:: DATASET EXTRACT

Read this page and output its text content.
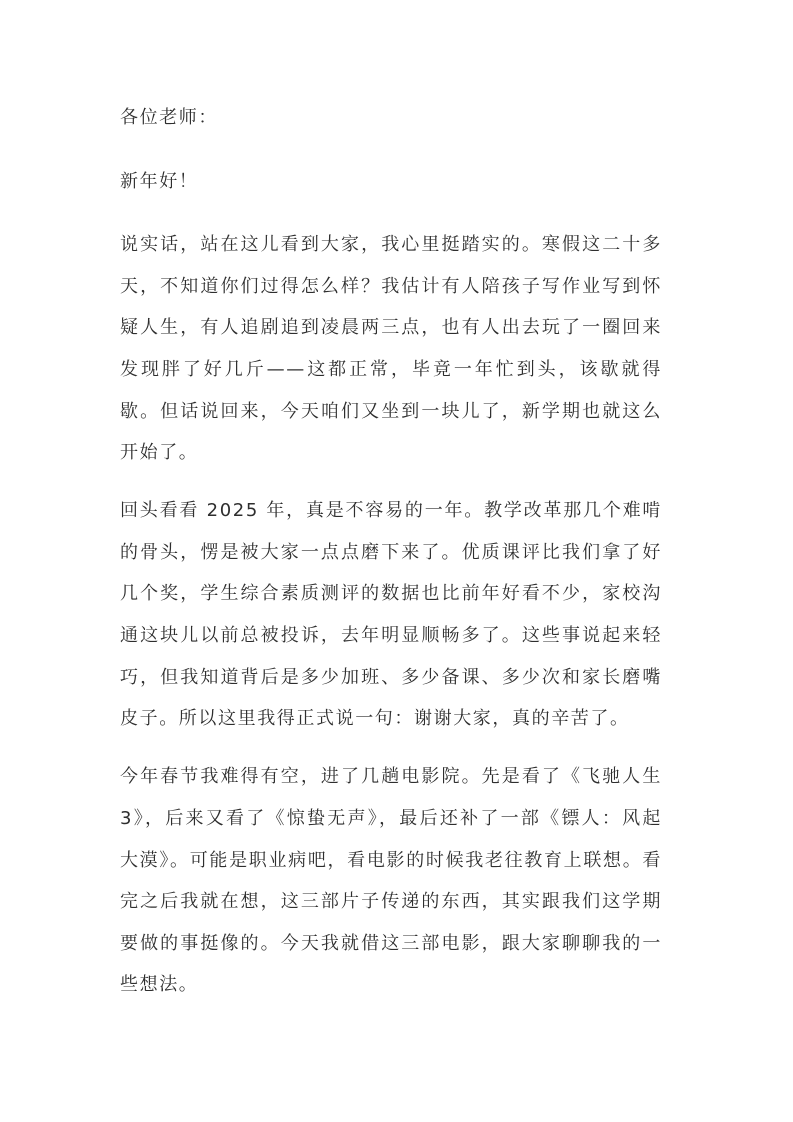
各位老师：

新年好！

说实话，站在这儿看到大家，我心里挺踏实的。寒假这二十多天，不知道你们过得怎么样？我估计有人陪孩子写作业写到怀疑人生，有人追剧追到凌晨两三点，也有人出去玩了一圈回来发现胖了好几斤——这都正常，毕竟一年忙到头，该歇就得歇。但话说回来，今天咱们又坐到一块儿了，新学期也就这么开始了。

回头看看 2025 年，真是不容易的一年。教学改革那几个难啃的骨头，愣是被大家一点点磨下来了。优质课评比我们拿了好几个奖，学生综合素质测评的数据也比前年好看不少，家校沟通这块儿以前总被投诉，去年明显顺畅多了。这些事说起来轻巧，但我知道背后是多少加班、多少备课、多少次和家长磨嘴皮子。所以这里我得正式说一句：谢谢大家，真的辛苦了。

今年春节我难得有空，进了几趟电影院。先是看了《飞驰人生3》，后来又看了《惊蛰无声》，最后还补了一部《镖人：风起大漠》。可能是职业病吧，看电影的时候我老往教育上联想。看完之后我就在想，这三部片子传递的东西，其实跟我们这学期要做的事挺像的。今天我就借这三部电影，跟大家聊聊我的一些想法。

::::
:: DATASET EXTRACT

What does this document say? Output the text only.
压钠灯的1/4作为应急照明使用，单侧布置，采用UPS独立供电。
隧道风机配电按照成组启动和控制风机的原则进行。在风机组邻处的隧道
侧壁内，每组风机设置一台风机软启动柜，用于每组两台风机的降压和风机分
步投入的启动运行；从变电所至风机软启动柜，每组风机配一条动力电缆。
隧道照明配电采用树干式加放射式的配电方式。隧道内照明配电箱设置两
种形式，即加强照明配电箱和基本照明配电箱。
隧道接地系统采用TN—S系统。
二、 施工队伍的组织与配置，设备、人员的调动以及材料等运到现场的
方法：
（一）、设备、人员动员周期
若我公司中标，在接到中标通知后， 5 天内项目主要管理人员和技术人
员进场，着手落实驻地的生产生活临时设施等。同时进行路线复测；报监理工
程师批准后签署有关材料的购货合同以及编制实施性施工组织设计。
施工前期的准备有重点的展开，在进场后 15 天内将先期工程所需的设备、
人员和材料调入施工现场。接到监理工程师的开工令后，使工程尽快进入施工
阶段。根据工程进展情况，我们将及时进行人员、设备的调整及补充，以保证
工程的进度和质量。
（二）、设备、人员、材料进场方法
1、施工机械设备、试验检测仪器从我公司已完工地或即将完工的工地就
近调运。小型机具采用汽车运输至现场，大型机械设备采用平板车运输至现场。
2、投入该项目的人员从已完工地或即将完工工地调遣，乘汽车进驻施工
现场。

::::

Determine how many lines in the records contain "text", and reply with the number only.

2